— begin Records supplied —
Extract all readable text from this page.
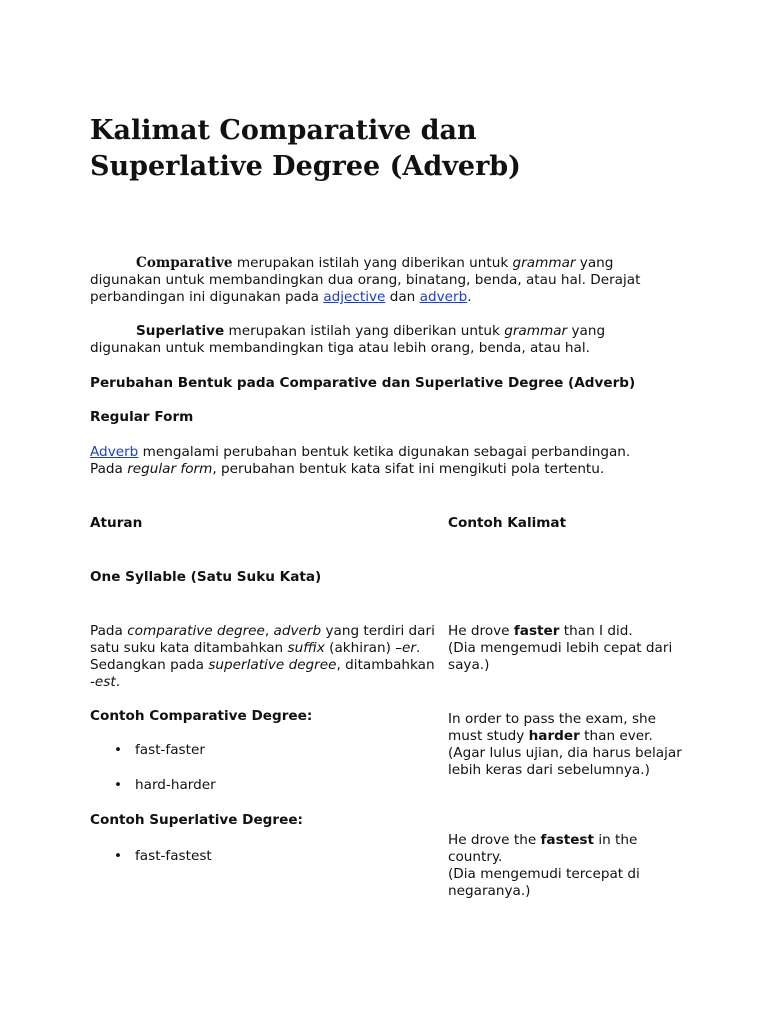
Kalimat Comparative dan Superlative Degree (Adverb)

Comparative merupakan istilah yang diberikan untuk grammar yang digunakan untuk membandingkan dua orang, binatang, benda, atau hal. Derajat perbandingan ini digunakan pada adjective dan adverb.

Superlative merupakan istilah yang diberikan untuk grammar yang digunakan untuk membandingkan tiga atau lebih orang, benda, atau hal.

Perubahan Bentuk pada Comparative dan Superlative Degree (Adverb)

Regular Form

Adverb mengalami perubahan bentuk ketika digunakan sebagai perbandingan. Pada regular form, perubahan bentuk kata sifat ini mengikuti pola tertentu.

Aturan	Contoh Kalimat

One Syllable (Satu Suku Kata)

Pada comparative degree, adverb yang terdiri dari satu suku kata ditambahkan suffix (akhiran) –er. Sedangkan pada superlative degree, ditambahkan -est.

He drove faster than I did.
(Dia mengemudi lebih cepat dari saya.)

Contoh Comparative Degree:

• fast-faster
• hard-harder

In order to pass the exam, she must study harder than ever.
(Agar lulus ujian, dia harus belajar lebih keras dari sebelumnya.)

Contoh Superlative Degree:

• fast-fastest

He drove the fastest in the country.
(Dia mengemudi tercepat di negaranya.)
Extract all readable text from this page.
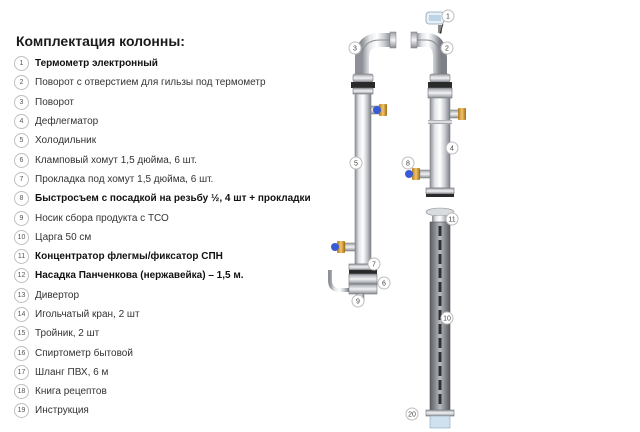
Комплектация колонны:
1	Термометр электронный
2	Поворот с отверстием для гильзы под термометр
3	Поворот
4	Дефлегматор
5	Холодильник
6	Кламповый хомут 1,5 дюйма, 6 шт.
7	Прокладка под хомут 1,5 дюйма, 6 шт.
8	Быстросъем с посадкой на резьбу ½, 4 шт + прокладки
9	Носик сбора продукта с ТСО
10 Царга 50 см
11 Концентратор флегмы/фиксатор СПН
12 Насадка Панченкова (нержавейка) – 1,5 м.
13 Дивертор
14 Игольчатый кран, 2 шт
15 Тройник, 2 шт
16 Спиртометр бытовой
17 Шланг ПВХ, 6 м
18 Книга рецептов
19 Инструкция
1
2
3
4
5
6
7
8
9
10
11
20
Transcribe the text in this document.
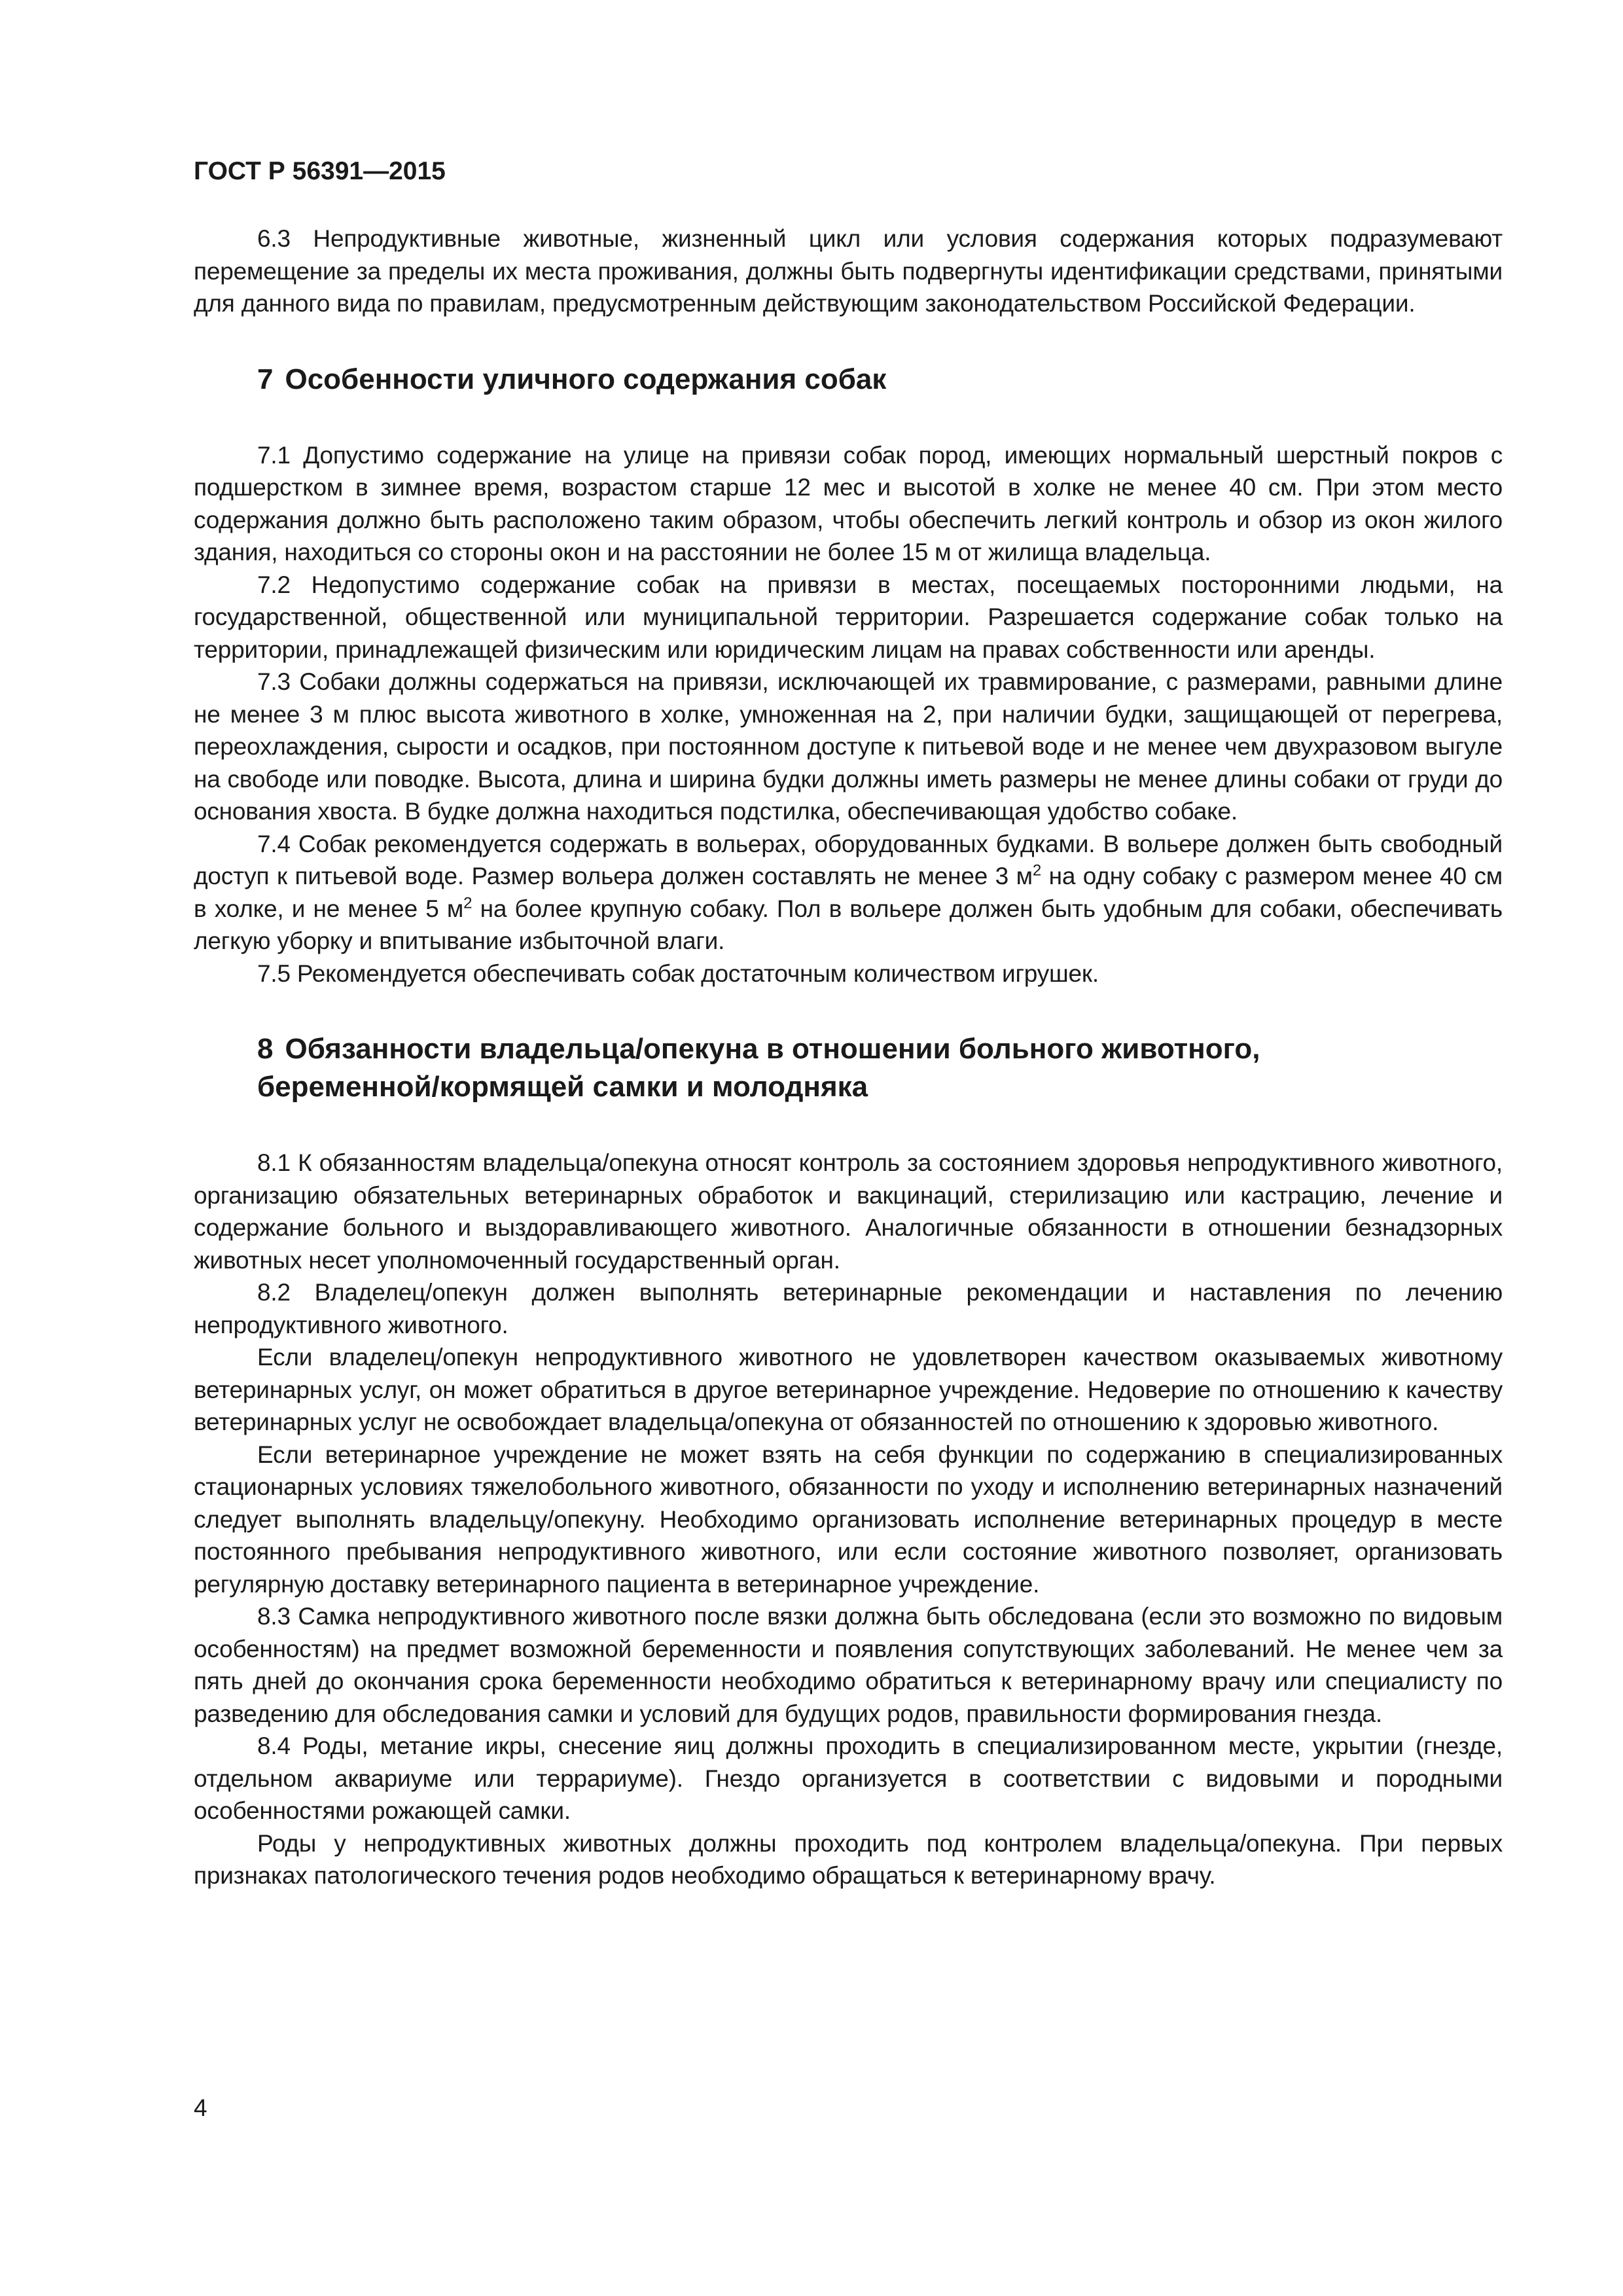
ГОСТ Р 56391—2015

6.3 Непродуктивные животные, жизненный цикл или условия содержания которых подразумевают перемещение за пределы их места проживания, должны быть подвергнуты идентификации средствами, принятыми для данного вида по правилам, предусмотренным действующим законодательством Российской Федерации.

7 Особенности уличного содержания собак

7.1 Допустимо содержание на улице на привязи собак пород, имеющих нормальный шерстный покров с подшерстком в зимнее время, возрастом старше 12 мес и высотой в холке не менее 40 см. При этом место содержания должно быть расположено таким образом, чтобы обеспечить легкий контроль и обзор из окон жилого здания, находиться со стороны окон и на расстоянии не более 15 м от жилища владельца.

7.2 Недопустимо содержание собак на привязи в местах, посещаемых посторонними людьми, на государственной, общественной или муниципальной территории. Разрешается содержание собак только на территории, принадлежащей физическим или юридическим лицам на правах собственности или аренды.

7.3 Собаки должны содержаться на привязи, исключающей их травмирование, с размерами, равными длине не менее 3 м плюс высота животного в холке, умноженная на 2, при наличии будки, защищающей от перегрева, переохлаждения, сырости и осадков, при постоянном доступе к питьевой воде и не менее чем двухразовом выгуле на свободе или поводке. Высота, длина и ширина будки должны иметь размеры не менее длины собаки от груди до основания хвоста. В будке должна находиться подстилка, обеспечивающая удобство собаке.

7.4 Собак рекомендуется содержать в вольерах, оборудованных будками. В вольере должен быть свободный доступ к питьевой воде. Размер вольера должен составлять не менее 3 $м^2$ на одну собаку с размером менее 40 см в холке, и не менее 5 $м^2$ на более крупную собаку. Пол в вольере должен быть удобным для собаки, обеспечивать легкую уборку и впитывание избыточной влаги.

7.5 Рекомендуется обеспечивать собак достаточным количеством игрушек.

8 Обязанности владельца/опекуна в отношении больного животного,
беременной/кормящей самки и молодняка

8.1 К обязанностям владельца/опекуна относят контроль за состоянием здоровья непродуктивного животного, организацию обязательных ветеринарных обработок и вакцинаций, стерилизацию или кастрацию, лечение и содержание больного и выздоравливающего животного. Аналогичные обязанности в отношении безнадзорных животных несет уполномоченный государственный орган.

8.2 Владелец/опекун должен выполнять ветеринарные рекомендации и наставления по лечению непродуктивного животного.

Если владелец/опекун непродуктивного животного не удовлетворен качеством оказываемых животному ветеринарных услуг, он может обратиться в другое ветеринарное учреждение. Недоверие по отношению к качеству ветеринарных услуг не освобождает владельца/опекуна от обязанностей по отношению к здоровью животного.

Если ветеринарное учреждение не может взять на себя функции по содержанию в специализированных стационарных условиях тяжелобольного животного, обязанности по уходу и исполнению ветеринарных назначений следует выполнять владельцу/опекуну. Необходимо организовать исполнение ветеринарных процедур в месте постоянного пребывания непродуктивного животного, или если состояние животного позволяет, организовать регулярную доставку ветеринарного пациента в ветеринарное учреждение.

8.3 Самка непродуктивного животного после вязки должна быть обследована (если это возможно по видовым особенностям) на предмет возможной беременности и появления сопутствующих заболеваний. Не менее чем за пять дней до окончания срока беременности необходимо обратиться к ветеринарному врачу или специалисту по разведению для обследования самки и условий для будущих родов, правильности формирования гнезда.

8.4 Роды, метание икры, снесение яиц должны проходить в специализированном месте, укрытии (гнезде, отдельном аквариуме или террариуме). Гнездо организуется в соответствии с видовыми и породными особенностями рожающей самки.

Роды у непродуктивных животных должны проходить под контролем владельца/опекуна. При первых признаках патологического течения родов необходимо обращаться к ветеринарному врачу.

4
— end Records supplied —
▶ What you need to do
What is the number of lines in the records above that include the word "учреждение"? Reply with that number and nothing more.

▶ Exercise answer
2